Find the lines below that contain the word "color" and count them. Only the number should be given.

Data shown =>

· · · · · · ·

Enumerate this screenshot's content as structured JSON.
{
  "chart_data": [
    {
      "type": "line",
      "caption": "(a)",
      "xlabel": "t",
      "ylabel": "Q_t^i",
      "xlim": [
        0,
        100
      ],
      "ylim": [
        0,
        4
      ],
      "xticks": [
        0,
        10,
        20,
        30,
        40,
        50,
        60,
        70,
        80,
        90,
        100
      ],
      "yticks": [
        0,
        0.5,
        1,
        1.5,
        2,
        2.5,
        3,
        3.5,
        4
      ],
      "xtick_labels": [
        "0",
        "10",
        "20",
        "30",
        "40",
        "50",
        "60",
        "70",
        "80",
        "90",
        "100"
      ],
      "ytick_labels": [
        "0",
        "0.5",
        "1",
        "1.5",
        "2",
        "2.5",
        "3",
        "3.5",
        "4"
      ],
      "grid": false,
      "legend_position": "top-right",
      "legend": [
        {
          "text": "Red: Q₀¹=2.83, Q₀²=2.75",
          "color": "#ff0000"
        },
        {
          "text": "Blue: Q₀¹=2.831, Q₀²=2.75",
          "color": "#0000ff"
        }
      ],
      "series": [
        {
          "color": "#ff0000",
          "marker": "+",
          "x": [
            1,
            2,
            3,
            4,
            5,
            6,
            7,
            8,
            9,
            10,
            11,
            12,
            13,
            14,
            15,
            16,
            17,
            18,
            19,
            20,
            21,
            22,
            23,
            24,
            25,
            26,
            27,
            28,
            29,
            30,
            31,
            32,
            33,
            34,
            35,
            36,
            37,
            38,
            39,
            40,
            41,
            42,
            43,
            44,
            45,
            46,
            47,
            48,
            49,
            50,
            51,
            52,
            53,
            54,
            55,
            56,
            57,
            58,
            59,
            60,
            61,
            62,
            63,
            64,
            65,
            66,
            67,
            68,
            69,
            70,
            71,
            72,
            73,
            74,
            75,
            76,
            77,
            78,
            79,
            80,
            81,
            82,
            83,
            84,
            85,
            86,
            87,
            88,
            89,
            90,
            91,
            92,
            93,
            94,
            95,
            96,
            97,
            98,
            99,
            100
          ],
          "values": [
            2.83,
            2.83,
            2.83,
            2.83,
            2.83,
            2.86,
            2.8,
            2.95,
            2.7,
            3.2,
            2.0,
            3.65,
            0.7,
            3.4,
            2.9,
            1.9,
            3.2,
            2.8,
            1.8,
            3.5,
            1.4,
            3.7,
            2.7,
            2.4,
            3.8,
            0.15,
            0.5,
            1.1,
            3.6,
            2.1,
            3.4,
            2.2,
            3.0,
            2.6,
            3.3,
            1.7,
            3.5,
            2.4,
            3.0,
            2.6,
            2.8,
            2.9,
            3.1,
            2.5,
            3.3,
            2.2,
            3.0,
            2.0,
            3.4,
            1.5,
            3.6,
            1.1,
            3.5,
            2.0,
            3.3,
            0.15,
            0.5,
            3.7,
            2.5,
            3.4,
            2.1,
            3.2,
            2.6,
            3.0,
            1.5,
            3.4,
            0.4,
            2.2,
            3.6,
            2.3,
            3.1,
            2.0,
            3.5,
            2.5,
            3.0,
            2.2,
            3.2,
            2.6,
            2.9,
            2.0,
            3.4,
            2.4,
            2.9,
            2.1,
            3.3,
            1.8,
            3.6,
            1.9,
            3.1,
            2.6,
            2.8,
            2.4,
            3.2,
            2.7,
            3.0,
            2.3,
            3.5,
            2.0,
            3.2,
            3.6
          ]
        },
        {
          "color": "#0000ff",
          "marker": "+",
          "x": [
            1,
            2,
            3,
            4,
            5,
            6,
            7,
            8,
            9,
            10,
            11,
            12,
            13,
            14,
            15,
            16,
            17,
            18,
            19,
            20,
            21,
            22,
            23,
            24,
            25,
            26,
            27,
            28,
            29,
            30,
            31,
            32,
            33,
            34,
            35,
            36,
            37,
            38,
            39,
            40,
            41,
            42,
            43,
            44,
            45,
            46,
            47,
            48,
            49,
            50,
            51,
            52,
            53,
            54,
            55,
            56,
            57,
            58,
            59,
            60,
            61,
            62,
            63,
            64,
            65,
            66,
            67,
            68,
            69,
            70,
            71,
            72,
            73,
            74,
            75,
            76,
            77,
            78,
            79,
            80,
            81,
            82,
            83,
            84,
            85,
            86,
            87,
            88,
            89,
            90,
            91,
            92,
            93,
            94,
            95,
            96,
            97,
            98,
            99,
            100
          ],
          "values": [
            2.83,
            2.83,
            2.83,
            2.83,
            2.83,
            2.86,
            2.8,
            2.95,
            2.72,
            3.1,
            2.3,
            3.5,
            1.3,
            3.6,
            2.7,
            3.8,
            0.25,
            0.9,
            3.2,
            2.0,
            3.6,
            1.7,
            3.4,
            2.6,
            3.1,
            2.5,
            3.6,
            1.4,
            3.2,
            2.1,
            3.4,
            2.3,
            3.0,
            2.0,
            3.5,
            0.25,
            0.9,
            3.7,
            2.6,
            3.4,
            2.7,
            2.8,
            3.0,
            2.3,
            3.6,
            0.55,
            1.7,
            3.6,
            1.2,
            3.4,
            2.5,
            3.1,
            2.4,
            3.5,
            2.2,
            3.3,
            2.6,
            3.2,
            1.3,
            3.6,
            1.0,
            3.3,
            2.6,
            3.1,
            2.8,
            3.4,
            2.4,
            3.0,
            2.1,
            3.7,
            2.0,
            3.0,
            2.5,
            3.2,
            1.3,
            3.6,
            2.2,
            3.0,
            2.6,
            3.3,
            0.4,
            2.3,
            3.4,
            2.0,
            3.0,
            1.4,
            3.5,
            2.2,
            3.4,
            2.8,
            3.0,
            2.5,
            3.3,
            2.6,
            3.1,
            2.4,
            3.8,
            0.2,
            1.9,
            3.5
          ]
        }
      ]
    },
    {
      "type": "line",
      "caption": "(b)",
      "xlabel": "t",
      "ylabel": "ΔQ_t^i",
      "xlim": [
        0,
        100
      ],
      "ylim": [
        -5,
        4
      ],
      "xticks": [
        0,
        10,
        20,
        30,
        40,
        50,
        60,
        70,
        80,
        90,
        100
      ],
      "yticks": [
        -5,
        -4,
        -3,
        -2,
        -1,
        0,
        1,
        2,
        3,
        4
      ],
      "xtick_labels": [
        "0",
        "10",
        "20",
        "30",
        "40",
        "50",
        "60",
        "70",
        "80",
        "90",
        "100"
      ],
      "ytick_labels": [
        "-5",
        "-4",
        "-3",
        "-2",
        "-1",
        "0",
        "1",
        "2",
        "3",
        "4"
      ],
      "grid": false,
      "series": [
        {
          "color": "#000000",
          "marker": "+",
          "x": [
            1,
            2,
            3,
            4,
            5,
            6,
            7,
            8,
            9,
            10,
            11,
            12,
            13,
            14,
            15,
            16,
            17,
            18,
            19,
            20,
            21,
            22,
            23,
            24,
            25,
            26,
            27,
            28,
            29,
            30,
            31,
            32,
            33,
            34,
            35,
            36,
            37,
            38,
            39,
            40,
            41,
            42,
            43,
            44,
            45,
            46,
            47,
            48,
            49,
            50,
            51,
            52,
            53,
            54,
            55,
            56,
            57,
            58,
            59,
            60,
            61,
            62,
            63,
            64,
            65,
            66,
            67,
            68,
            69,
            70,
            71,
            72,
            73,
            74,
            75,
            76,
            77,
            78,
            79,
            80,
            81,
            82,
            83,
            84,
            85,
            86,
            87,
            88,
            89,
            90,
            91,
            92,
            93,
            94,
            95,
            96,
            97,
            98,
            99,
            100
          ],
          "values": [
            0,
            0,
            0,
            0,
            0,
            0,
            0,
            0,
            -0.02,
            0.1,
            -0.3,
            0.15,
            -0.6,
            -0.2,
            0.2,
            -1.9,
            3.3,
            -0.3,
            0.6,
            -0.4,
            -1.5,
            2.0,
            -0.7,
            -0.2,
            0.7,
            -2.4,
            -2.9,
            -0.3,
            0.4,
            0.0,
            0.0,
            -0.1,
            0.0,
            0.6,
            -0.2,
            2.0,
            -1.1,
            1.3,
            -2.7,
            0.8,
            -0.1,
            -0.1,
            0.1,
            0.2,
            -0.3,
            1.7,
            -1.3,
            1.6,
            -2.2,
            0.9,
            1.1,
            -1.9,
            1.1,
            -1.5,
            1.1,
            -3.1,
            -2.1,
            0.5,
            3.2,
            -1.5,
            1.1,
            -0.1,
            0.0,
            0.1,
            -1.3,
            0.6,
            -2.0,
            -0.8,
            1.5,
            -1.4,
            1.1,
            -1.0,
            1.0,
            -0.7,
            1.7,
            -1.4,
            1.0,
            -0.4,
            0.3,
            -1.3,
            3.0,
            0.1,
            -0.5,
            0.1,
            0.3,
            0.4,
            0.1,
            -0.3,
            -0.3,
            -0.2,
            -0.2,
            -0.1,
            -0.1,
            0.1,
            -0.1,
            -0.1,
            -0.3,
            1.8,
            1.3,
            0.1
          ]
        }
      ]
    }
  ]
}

· · · · · · ·

Result of this exercise =>
5